─── Supplied data

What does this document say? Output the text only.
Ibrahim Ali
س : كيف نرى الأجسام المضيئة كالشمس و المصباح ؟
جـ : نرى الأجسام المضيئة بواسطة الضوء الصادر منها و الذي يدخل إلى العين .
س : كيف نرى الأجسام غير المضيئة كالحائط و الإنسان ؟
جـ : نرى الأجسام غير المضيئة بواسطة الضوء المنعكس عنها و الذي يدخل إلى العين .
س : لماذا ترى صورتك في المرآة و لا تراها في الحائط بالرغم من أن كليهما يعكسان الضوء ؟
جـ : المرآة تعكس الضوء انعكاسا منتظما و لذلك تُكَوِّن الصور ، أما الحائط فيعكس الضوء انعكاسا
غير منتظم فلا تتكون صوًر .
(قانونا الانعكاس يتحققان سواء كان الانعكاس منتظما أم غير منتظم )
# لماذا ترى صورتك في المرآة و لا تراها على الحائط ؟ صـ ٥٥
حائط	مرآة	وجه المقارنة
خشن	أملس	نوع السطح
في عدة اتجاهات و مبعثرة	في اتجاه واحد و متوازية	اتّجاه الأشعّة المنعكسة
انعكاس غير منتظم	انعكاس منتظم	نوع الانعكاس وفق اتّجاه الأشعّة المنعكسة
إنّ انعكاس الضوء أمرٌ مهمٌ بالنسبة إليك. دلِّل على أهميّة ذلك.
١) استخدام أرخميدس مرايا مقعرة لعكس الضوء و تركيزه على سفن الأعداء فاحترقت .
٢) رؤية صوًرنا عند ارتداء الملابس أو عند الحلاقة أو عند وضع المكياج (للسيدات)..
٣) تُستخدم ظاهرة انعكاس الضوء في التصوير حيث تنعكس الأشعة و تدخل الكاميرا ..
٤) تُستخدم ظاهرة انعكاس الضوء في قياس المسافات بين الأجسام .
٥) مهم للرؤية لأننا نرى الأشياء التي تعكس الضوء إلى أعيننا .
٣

──────

Given problem: Each line holding "لماذا" must be found and copied.

Task output:
س : لماذا ترى صورتك في المرآة و لا تراها في الحائط بالرغم من أن كليهما يعكسان الضوء ؟
# لماذا ترى صورتك في المرآة و لا تراها على الحائط ؟ صـ ٥٥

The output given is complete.